§ Given task
What is the number of lines in the entries below that include the word "duration"? Provide the number only.

§ Task data
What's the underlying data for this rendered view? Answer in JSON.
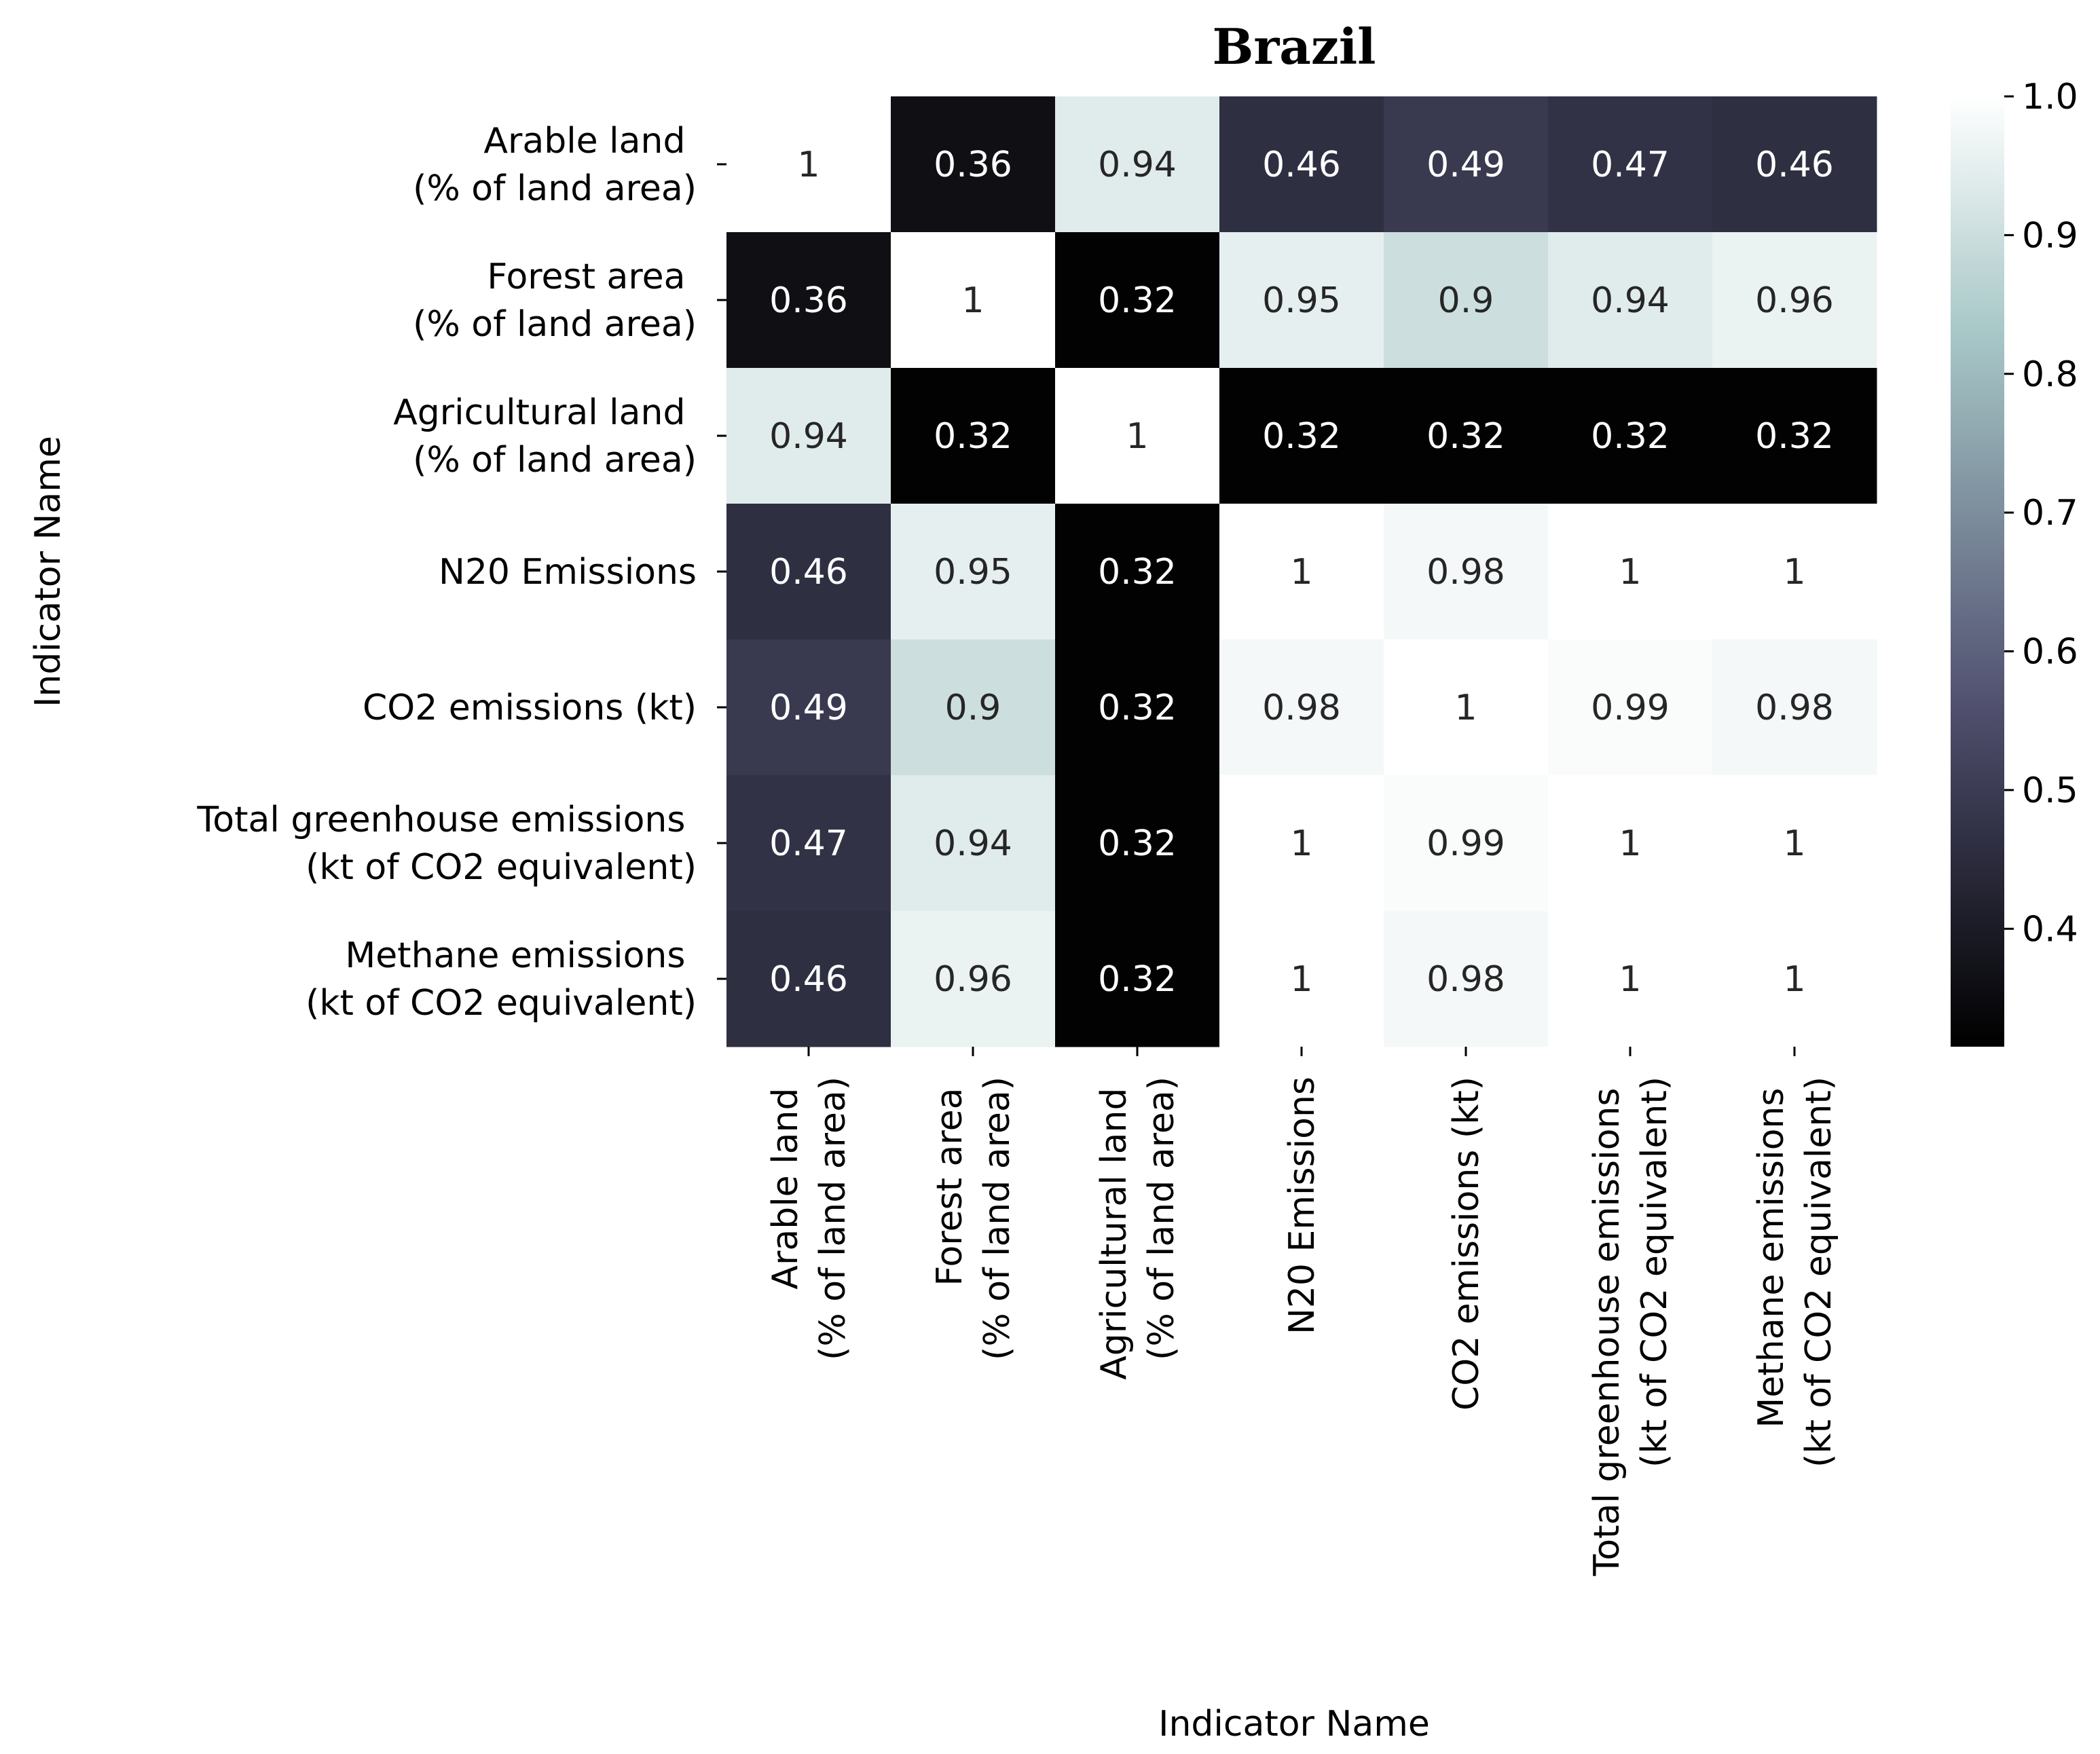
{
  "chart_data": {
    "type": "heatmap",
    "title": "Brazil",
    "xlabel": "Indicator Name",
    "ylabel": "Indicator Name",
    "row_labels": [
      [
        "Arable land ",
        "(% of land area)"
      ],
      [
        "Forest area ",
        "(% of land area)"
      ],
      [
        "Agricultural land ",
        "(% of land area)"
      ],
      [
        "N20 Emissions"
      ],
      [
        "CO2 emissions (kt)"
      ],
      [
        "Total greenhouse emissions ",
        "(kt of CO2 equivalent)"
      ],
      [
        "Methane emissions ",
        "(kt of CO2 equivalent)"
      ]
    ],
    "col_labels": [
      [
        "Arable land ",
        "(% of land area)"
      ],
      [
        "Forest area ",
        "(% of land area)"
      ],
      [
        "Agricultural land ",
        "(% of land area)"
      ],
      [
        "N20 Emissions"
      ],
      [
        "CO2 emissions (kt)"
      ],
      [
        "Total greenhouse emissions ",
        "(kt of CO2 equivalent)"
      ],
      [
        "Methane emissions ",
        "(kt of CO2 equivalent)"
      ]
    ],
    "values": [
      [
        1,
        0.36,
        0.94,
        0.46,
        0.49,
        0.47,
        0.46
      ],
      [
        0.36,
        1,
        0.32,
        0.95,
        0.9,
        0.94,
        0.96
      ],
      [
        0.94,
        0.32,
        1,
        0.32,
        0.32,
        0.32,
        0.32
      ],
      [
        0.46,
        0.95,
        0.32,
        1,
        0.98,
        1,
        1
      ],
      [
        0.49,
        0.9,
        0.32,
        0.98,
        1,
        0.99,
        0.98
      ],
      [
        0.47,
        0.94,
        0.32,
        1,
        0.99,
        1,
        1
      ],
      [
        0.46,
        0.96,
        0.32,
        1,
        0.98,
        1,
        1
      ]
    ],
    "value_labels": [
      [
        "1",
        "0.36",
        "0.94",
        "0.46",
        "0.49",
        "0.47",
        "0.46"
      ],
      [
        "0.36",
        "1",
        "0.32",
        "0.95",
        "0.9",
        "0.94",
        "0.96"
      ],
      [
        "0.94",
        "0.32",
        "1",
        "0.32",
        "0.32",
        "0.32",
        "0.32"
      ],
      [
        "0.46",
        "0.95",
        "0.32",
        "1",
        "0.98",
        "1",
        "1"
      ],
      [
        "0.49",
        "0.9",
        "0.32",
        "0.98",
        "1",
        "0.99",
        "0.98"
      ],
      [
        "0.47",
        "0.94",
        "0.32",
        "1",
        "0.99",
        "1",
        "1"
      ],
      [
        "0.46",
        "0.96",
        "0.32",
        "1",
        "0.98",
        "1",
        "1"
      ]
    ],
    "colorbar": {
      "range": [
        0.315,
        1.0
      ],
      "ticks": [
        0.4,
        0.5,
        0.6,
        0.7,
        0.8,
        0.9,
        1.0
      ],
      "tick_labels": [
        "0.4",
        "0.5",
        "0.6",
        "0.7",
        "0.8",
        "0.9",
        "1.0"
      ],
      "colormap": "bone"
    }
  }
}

--

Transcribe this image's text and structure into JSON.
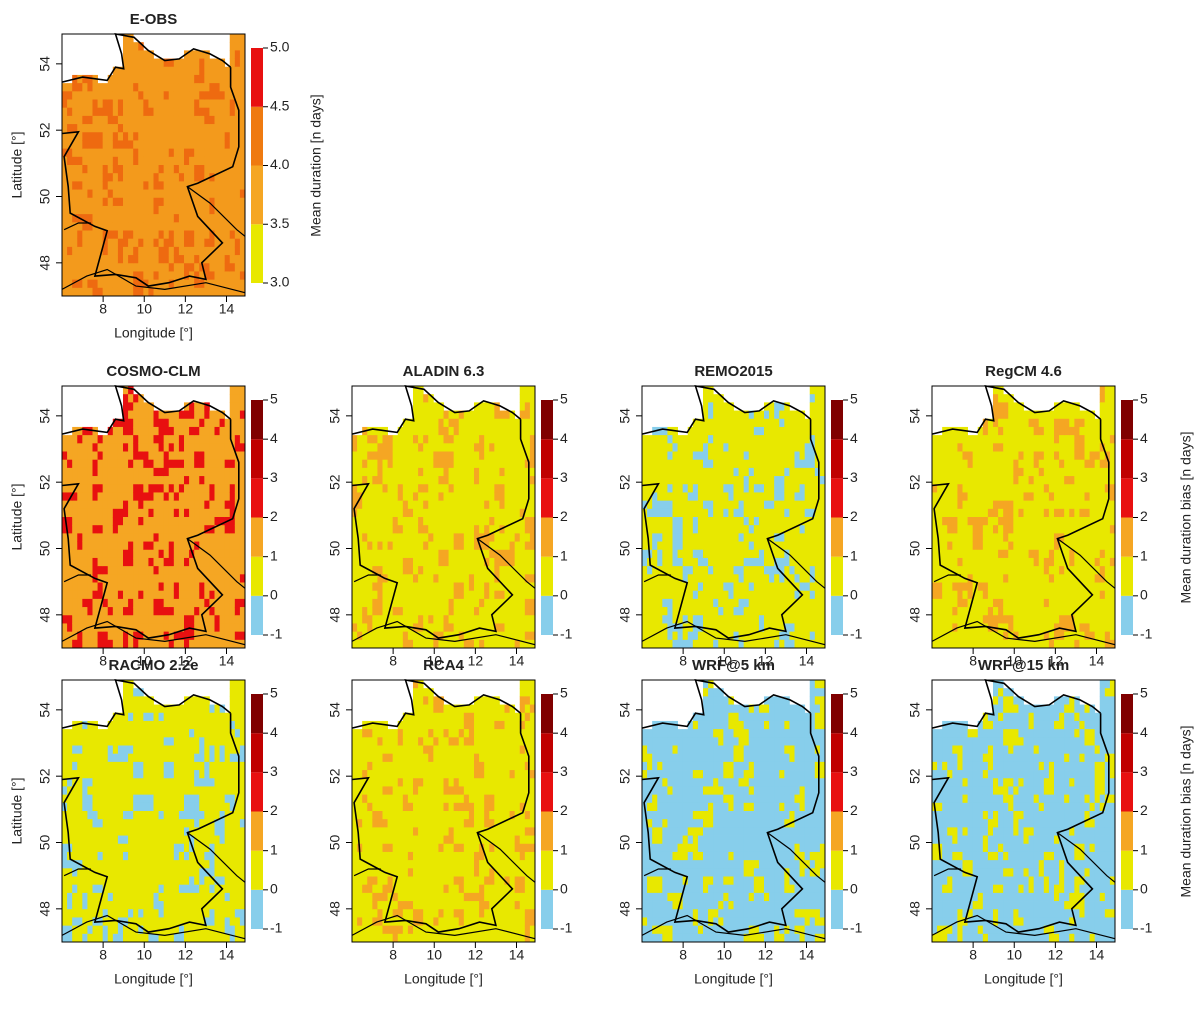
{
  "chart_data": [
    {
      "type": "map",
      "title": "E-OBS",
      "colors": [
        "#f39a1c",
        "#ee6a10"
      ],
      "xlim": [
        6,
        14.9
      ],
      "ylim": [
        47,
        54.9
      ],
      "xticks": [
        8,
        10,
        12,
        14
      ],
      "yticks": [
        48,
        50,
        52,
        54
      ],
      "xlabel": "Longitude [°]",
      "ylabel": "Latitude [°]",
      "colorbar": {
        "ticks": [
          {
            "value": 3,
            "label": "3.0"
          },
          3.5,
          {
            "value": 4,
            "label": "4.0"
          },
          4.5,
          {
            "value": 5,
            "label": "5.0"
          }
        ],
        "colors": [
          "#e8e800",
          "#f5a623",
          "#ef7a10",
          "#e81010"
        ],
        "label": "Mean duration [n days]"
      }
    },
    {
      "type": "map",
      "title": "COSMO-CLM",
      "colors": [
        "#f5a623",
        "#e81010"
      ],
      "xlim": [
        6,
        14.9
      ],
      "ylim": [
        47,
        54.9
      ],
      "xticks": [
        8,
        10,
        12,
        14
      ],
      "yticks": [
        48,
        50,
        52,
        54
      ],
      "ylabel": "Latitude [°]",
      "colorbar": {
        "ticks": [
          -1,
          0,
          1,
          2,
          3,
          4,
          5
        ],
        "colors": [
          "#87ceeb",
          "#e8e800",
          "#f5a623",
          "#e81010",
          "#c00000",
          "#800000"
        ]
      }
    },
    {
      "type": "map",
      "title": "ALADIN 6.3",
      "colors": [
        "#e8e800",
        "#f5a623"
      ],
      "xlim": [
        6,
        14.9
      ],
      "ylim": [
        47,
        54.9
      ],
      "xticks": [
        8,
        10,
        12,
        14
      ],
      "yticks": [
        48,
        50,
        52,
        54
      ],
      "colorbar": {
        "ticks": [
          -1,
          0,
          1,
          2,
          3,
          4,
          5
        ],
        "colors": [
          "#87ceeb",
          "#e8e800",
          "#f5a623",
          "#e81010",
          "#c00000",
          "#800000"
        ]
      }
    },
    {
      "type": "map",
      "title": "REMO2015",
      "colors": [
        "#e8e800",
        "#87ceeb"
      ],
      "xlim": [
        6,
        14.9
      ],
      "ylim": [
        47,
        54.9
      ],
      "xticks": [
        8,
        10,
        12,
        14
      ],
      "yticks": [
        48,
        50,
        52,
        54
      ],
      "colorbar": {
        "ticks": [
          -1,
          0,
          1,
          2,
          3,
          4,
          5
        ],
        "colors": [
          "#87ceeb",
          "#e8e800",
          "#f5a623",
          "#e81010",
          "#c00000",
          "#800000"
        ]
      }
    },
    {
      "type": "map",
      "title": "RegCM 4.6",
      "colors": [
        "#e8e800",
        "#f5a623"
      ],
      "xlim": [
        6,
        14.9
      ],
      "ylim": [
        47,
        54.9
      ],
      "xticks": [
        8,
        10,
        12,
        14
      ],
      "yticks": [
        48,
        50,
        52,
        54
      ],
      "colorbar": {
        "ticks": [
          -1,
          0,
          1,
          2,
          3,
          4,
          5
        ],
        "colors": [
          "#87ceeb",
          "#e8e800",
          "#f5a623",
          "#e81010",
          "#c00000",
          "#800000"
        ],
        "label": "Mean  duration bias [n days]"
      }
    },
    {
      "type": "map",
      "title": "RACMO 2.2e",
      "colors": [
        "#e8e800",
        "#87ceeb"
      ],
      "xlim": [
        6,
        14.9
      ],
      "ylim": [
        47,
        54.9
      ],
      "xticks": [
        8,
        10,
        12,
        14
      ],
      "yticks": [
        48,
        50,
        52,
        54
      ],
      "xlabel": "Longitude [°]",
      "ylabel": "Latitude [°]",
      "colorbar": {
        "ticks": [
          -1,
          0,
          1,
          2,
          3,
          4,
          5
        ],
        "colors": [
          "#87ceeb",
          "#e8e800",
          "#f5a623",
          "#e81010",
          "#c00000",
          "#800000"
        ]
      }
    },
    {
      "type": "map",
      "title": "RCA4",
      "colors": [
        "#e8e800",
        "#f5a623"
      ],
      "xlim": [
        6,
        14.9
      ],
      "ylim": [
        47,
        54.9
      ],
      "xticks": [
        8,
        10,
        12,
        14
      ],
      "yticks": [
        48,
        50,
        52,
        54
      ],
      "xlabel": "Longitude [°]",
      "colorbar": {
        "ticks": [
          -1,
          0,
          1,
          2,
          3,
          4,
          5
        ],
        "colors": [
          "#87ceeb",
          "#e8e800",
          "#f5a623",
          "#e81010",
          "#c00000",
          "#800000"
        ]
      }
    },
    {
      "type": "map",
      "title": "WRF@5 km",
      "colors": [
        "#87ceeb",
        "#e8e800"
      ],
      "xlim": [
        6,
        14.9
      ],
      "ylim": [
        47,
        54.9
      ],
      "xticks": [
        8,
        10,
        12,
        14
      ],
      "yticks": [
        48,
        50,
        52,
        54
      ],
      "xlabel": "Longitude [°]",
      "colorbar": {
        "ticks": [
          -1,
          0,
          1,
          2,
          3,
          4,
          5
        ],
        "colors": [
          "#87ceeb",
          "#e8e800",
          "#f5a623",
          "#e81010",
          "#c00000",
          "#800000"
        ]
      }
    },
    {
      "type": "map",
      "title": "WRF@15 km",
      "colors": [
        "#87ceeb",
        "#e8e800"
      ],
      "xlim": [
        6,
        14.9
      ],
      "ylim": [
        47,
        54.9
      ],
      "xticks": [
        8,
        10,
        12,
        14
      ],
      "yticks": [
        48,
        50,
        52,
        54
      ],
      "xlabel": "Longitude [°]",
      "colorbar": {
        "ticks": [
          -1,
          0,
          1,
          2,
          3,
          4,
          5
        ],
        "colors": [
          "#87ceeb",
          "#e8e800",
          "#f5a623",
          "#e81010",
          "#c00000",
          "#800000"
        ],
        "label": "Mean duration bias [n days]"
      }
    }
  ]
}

---

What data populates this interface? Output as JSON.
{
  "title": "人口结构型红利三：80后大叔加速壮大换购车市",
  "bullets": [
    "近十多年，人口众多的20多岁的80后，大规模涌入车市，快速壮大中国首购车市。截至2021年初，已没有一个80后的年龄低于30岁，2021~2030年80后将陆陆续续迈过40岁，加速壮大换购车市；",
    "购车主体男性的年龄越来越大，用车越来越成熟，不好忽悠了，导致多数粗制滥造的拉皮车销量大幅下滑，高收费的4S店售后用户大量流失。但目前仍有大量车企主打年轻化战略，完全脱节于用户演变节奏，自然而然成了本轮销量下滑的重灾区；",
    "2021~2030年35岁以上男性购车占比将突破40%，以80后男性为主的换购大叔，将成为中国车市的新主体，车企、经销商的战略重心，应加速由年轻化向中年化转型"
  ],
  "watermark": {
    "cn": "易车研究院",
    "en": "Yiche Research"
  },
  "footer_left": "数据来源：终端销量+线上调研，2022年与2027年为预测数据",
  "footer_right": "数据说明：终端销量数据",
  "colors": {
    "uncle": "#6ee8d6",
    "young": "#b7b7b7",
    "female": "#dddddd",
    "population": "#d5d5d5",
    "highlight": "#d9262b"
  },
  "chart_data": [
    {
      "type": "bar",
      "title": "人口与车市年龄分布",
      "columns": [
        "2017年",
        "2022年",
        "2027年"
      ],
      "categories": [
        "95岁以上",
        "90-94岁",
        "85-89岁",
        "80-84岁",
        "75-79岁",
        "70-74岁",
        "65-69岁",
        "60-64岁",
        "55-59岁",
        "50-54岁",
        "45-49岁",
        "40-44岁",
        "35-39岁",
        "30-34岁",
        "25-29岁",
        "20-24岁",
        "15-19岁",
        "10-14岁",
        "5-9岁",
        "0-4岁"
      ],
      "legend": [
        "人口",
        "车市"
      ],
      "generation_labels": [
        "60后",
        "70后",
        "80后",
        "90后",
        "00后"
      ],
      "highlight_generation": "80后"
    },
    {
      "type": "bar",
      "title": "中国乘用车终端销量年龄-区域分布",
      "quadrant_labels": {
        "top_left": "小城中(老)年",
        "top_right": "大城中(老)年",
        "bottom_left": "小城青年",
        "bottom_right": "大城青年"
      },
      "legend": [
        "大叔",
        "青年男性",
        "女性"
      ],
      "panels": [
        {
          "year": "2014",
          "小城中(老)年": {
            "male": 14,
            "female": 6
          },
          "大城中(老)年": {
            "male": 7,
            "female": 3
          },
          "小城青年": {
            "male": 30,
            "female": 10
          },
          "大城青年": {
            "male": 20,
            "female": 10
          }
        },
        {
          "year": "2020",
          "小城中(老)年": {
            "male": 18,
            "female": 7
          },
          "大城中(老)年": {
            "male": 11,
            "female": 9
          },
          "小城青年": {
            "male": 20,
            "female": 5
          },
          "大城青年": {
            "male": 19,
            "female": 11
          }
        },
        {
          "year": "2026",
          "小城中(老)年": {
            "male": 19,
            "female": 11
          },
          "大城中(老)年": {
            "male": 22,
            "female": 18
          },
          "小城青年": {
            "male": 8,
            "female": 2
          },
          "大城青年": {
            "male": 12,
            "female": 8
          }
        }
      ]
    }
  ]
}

§ Exercise result
3